===== Information supplied =====

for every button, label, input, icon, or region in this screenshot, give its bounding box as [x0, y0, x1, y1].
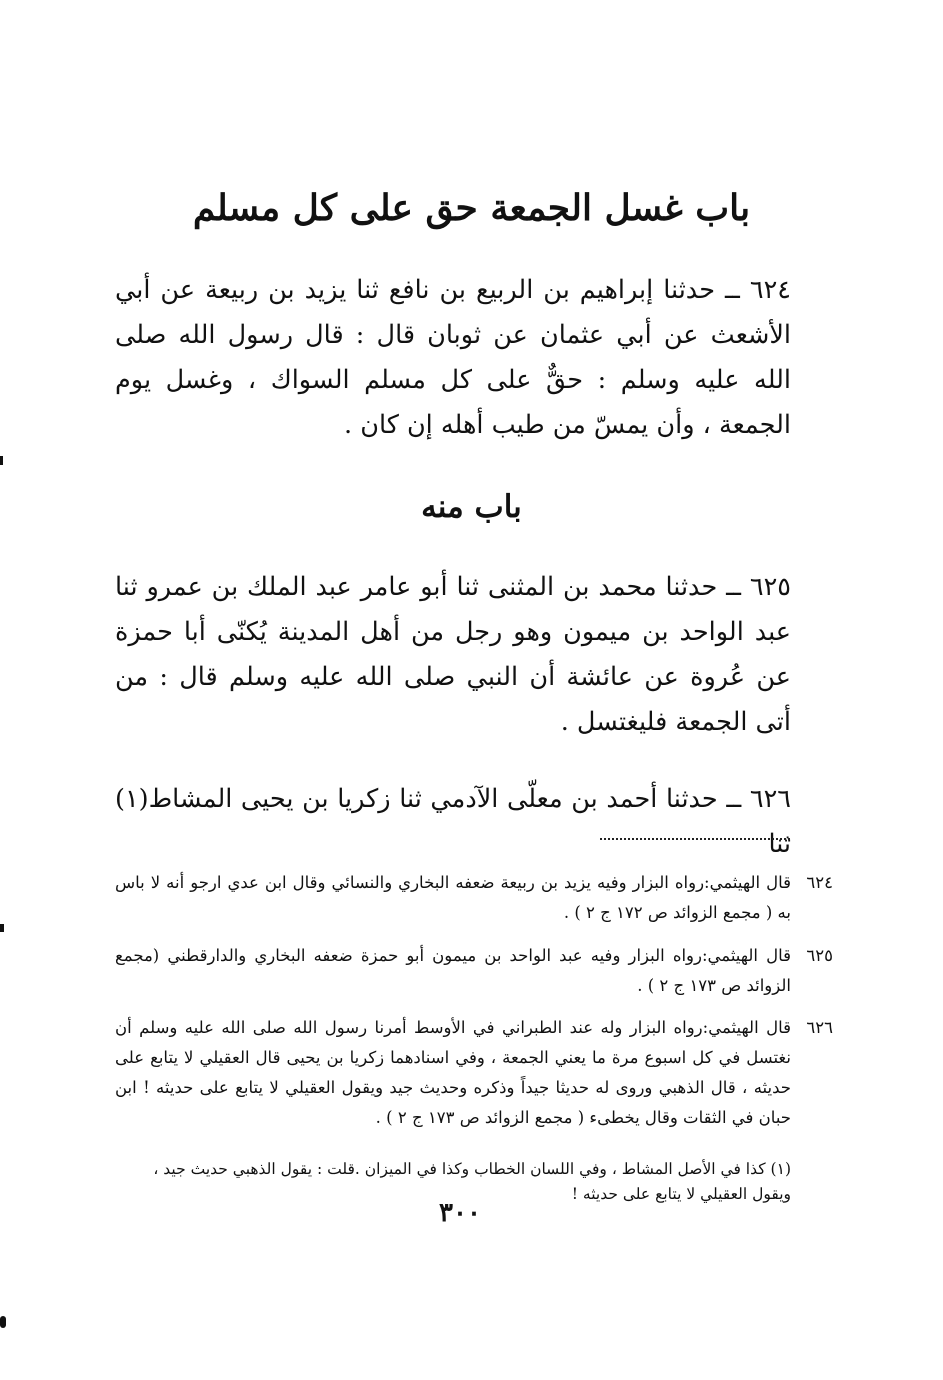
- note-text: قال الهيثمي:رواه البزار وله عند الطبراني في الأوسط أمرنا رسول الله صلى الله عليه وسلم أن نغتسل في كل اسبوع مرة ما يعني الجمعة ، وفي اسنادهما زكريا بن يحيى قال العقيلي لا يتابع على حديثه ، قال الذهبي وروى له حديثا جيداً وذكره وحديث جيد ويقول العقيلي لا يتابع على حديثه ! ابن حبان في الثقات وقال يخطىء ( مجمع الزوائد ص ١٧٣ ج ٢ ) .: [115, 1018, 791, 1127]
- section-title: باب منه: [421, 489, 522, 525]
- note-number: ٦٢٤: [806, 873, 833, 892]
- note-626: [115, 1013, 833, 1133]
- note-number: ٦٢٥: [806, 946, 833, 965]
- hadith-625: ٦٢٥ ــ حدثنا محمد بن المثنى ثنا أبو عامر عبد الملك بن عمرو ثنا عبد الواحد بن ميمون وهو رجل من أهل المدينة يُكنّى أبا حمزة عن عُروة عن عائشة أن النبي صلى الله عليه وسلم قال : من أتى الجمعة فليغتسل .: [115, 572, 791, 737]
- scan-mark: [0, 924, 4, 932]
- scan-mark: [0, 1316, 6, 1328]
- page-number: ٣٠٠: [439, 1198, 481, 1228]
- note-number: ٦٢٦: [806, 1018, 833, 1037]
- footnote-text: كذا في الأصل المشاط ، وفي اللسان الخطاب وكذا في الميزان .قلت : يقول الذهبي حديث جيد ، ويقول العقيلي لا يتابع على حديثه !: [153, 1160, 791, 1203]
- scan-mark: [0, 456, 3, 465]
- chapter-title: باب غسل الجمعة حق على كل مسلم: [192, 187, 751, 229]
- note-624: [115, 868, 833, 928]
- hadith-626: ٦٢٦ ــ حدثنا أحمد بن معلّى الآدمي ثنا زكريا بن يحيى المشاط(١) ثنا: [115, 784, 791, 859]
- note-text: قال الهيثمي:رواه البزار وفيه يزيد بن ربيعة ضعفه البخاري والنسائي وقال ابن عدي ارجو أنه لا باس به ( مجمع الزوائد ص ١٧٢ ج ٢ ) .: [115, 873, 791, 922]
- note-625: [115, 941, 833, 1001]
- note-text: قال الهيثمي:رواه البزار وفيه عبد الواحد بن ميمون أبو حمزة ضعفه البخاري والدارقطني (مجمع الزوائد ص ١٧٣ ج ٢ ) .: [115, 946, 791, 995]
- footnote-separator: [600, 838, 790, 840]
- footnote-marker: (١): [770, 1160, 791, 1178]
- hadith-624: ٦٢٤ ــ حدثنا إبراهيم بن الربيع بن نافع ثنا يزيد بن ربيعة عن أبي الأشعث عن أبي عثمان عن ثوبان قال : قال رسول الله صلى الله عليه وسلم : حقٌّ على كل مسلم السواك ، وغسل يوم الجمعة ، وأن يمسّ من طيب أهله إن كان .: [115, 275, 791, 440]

=====

Reproduce the records above line for line, without any alteration, omitting the pictures.

### [Answer to this exercise]
for every button, label, input, icon, or region in this screenshot, give its bounding box as [x0, y0, x1, y1].
- note-text: قال الهيثمي:رواه البزار وله عند الطبراني في الأوسط أمرنا رسول الله صلى الله عليه وسلم أن نغتسل في كل اسبوع مرة ما يعني الجمعة ، وفي اسنادهما زكريا بن يحيى قال العقيلي لا يتابع على حديثه ، قال الذهبي وروى له حديثا جيداً وذكره وحديث جيد ويقول العقيلي لا يتابع على حديثه ! ابن حبان في الثقات وقال يخطىء ( مجمع الزوائد ص ١٧٣ ج ٢ ) .: [115, 1018, 791, 1127]
- section-title: باب منه: [421, 489, 522, 525]
- note-number: ٦٢٤: [806, 873, 833, 892]
- note-626: [115, 1013, 833, 1133]
- note-number: ٦٢٥: [806, 946, 833, 965]
- hadith-625: ٦٢٥ ــ حدثنا محمد بن المثنى ثنا أبو عامر عبد الملك بن عمرو ثنا عبد الواحد بن ميمون وهو رجل من أهل المدينة يُكنّى أبا حمزة عن عُروة عن عائشة أن النبي صلى الله عليه وسلم قال : من أتى الجمعة فليغتسل .: [115, 572, 791, 737]
- scan-mark: [0, 924, 4, 932]
- scan-mark: [0, 1316, 6, 1328]
- page-number: ٣٠٠: [439, 1198, 481, 1228]
- note-number: ٦٢٦: [806, 1018, 833, 1037]
- footnote-text: كذا في الأصل المشاط ، وفي اللسان الخطاب وكذا في الميزان .قلت : يقول الذهبي حديث جيد ، ويقول العقيلي لا يتابع على حديثه !: [153, 1160, 791, 1203]
- scan-mark: [0, 456, 3, 465]
- chapter-title: باب غسل الجمعة حق على كل مسلم: [192, 187, 751, 229]
- note-624: [115, 868, 833, 928]
- hadith-626: ٦٢٦ ــ حدثنا أحمد بن معلّى الآدمي ثنا زكريا بن يحيى المشاط(١) ثنا: [115, 784, 791, 859]
- note-text: قال الهيثمي:رواه البزار وفيه يزيد بن ربيعة ضعفه البخاري والنسائي وقال ابن عدي ارجو أنه لا باس به ( مجمع الزوائد ص ١٧٢ ج ٢ ) .: [115, 873, 791, 922]
- note-625: [115, 941, 833, 1001]
- note-text: قال الهيثمي:رواه البزار وفيه عبد الواحد بن ميمون أبو حمزة ضعفه البخاري والدارقطني (مجمع الزوائد ص ١٧٣ ج ٢ ) .: [115, 946, 791, 995]
- footnote-separator: [600, 838, 790, 840]
- footnote-marker: (١): [770, 1160, 791, 1178]
- hadith-624: ٦٢٤ ــ حدثنا إبراهيم بن الربيع بن نافع ثنا يزيد بن ربيعة عن أبي الأشعث عن أبي عثمان عن ثوبان قال : قال رسول الله صلى الله عليه وسلم : حقٌّ على كل مسلم السواك ، وغسل يوم الجمعة ، وأن يمسّ من طيب أهله إن كان .: [115, 275, 791, 440]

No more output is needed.